Please revise the lines of the data below so that "image-discrimination circuit" becomes "image-classification circuit", changing nothing else, and leave the pictures out of your answer.

--- Start Exercise data ---

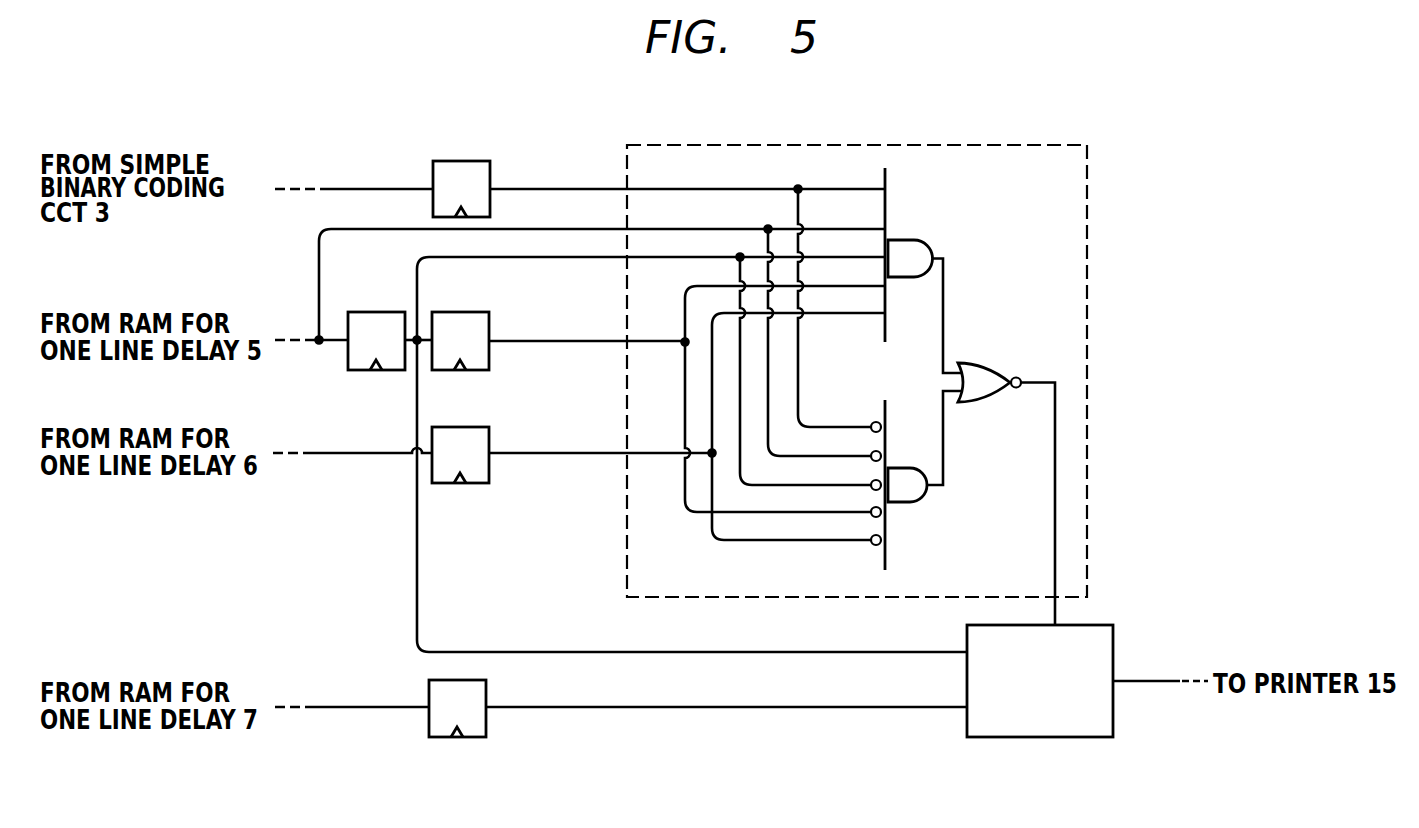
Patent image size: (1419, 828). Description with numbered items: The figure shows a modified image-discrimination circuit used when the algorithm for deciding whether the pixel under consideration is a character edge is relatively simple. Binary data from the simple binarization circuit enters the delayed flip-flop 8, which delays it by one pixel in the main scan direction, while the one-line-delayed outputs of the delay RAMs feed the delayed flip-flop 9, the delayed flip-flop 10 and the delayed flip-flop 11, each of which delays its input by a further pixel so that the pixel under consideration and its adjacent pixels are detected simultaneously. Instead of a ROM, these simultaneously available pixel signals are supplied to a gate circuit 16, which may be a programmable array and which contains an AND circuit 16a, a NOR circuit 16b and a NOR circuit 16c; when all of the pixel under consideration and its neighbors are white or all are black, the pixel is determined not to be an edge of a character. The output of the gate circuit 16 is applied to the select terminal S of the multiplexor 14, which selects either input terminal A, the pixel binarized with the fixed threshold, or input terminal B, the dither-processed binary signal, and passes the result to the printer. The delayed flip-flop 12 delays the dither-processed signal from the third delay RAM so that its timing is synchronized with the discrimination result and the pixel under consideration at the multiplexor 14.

The delayed flip-flop 8 is at (486, 160).
The delayed flip-flop 9 is at (395, 311).
The delayed flip-flop 10 is at (474, 311).
The delayed flip-flop 11 is at (474, 426).
The delayed flip-flop 12 is at (486, 688).
The multiplexor 14 is at (1113, 637).
The gate circuit 16 is at (886, 385).
The AND circuit 16a is at (918, 240).
The NOR circuit 16b is at (980, 362).
The NOR circuit 16c is at (912, 503).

--- End Exercise data ---

# [Expected answer]
Patent image size: (1419, 828). Description with numbered items: The figure shows a modified image-classification circuit used when the algorithm for deciding whether the pixel under consideration is a character edge is relatively simple. Binary data from the simple binarization circuit enters the delayed flip-flop 8, which delays it by one pixel in the main scan direction, while the one-line-delayed outputs of the delay RAMs feed the delayed flip-flop 9, the delayed flip-flop 10 and the delayed flip-flop 11, each of which delays its input by a further pixel so that the pixel under consideration and its adjacent pixels are detected simultaneously. Instead of a ROM, these simultaneously available pixel signals are supplied to a gate circuit 16, which may be a programmable array and which contains an AND circuit 16a, a NOR circuit 16b and a NOR circuit 16c; when all of the pixel under consideration and its neighbors are white or all are black, the pixel is determined not to be an edge of a character. The output of the gate circuit 16 is applied to the select terminal S of the multiplexor 14, which selects either input terminal A, the pixel binarized with the fixed threshold, or input terminal B, the dither-processed binary signal, and passes the result to the printer. The delayed flip-flop 12 delays the dither-processed signal from the third delay RAM so that its timing is synchronized with the discrimination result and the pixel under consideration at the multiplexor 14.

The delayed flip-flop 8 is at (486, 160).
The delayed flip-flop 9 is at (395, 311).
The delayed flip-flop 10 is at (474, 311).
The delayed flip-flop 11 is at (474, 426).
The delayed flip-flop 12 is at (486, 688).
The multiplexor 14 is at (1113, 637).
The gate circuit 16 is at (886, 385).
The AND circuit 16a is at (918, 240).
The NOR circuit 16b is at (980, 362).
The NOR circuit 16c is at (912, 503).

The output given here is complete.